Figure content listings
START
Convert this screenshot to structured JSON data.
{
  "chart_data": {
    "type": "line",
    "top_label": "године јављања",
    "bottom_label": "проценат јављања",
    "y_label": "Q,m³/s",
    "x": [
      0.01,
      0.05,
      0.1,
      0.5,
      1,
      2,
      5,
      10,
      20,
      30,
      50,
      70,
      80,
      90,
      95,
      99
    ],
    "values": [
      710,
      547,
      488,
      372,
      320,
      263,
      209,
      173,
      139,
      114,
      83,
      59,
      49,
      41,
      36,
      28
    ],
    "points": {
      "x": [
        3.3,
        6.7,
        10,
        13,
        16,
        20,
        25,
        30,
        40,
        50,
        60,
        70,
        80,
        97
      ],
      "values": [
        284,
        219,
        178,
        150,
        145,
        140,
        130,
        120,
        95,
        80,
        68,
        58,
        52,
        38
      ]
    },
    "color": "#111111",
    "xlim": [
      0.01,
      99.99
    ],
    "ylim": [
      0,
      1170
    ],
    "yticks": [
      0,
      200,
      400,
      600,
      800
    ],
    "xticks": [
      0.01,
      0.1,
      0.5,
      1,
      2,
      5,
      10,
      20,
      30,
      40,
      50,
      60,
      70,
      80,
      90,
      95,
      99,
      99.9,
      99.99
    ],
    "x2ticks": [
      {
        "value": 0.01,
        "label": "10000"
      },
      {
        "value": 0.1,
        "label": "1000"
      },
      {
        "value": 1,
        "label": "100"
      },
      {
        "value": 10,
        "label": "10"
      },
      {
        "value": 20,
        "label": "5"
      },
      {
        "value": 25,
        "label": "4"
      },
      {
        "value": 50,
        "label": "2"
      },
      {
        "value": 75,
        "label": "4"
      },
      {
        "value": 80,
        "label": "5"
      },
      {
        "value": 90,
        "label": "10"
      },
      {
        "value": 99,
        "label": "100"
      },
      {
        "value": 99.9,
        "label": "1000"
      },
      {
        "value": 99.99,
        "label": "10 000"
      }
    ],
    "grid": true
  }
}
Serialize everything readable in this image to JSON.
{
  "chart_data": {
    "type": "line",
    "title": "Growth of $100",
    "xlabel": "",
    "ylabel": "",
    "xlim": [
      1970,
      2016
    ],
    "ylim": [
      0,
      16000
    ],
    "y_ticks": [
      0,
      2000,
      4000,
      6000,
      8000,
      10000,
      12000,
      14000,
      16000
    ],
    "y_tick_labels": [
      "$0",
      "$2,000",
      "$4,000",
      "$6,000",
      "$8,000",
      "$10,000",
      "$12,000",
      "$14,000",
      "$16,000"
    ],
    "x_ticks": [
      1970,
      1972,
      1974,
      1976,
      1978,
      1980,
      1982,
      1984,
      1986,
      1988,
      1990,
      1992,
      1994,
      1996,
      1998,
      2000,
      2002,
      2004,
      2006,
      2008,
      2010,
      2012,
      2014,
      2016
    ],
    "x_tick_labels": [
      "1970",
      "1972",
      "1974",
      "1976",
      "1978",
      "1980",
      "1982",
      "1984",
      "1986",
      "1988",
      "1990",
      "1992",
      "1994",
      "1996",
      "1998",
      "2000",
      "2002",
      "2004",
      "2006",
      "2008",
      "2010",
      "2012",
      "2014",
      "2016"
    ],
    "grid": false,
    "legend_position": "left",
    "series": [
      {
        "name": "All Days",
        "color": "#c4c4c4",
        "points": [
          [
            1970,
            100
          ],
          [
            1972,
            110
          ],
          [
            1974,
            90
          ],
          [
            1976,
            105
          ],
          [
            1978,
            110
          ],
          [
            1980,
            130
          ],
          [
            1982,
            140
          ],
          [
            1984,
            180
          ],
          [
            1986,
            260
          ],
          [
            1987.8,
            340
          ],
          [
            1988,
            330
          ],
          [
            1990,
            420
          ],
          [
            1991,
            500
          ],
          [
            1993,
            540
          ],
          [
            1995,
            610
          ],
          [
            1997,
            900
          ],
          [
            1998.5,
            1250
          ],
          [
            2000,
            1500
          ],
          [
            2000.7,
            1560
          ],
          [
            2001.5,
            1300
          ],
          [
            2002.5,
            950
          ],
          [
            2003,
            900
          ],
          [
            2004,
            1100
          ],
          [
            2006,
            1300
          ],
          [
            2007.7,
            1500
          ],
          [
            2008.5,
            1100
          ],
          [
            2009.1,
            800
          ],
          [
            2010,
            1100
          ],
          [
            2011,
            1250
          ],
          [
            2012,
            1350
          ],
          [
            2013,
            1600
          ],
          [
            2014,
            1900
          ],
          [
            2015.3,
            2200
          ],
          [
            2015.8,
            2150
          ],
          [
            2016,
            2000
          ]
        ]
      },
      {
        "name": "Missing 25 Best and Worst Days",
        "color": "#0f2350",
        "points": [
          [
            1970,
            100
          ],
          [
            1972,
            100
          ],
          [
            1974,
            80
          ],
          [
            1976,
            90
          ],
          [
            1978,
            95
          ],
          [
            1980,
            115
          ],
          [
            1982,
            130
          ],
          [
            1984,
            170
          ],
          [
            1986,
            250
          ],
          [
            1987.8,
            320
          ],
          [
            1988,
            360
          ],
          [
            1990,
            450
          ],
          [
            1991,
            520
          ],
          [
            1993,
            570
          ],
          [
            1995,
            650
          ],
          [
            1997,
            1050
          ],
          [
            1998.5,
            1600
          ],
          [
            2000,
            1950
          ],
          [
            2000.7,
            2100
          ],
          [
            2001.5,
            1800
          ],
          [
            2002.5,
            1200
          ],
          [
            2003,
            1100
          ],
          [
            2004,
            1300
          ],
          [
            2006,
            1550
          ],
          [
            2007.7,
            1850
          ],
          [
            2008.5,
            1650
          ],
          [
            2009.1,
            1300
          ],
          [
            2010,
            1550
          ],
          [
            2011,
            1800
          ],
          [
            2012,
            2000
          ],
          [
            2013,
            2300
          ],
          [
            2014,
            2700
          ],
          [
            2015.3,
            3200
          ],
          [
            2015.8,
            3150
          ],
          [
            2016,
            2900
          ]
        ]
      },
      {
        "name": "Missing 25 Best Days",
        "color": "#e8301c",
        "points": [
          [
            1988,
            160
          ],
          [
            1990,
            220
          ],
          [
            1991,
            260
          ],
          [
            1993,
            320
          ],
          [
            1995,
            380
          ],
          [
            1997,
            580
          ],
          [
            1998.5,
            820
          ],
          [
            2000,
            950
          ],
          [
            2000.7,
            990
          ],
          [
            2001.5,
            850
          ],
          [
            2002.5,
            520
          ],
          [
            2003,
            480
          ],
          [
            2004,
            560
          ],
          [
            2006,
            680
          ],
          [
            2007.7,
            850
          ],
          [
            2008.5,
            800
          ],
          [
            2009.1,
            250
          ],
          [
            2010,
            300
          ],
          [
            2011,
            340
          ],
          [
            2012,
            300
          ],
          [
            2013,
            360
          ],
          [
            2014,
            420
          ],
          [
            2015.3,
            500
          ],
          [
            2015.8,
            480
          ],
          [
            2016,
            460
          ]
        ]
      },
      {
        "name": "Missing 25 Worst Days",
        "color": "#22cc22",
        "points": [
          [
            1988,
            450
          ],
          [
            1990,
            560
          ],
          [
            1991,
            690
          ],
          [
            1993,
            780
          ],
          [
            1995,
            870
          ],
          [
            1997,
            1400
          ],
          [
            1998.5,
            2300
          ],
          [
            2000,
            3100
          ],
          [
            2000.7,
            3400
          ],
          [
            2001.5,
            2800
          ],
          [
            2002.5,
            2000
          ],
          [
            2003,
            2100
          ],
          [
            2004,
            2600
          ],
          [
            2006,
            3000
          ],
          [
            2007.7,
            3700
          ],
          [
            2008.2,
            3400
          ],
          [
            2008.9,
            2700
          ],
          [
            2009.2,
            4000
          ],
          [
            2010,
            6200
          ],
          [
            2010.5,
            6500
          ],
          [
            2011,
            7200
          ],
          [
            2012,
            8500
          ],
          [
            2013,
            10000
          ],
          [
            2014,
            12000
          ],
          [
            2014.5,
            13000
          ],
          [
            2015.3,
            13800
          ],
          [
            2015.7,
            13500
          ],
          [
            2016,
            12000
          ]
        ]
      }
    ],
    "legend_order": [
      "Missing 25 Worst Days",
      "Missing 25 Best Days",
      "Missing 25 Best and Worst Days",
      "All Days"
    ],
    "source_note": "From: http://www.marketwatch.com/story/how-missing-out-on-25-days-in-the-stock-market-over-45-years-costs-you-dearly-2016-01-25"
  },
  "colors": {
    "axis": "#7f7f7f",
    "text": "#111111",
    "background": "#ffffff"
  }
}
END
__EXERCISE DIRECTIONS__
Across the data, tally the lines containing "name" and give back the number alone.

__PROBLEM SOLUTION__
4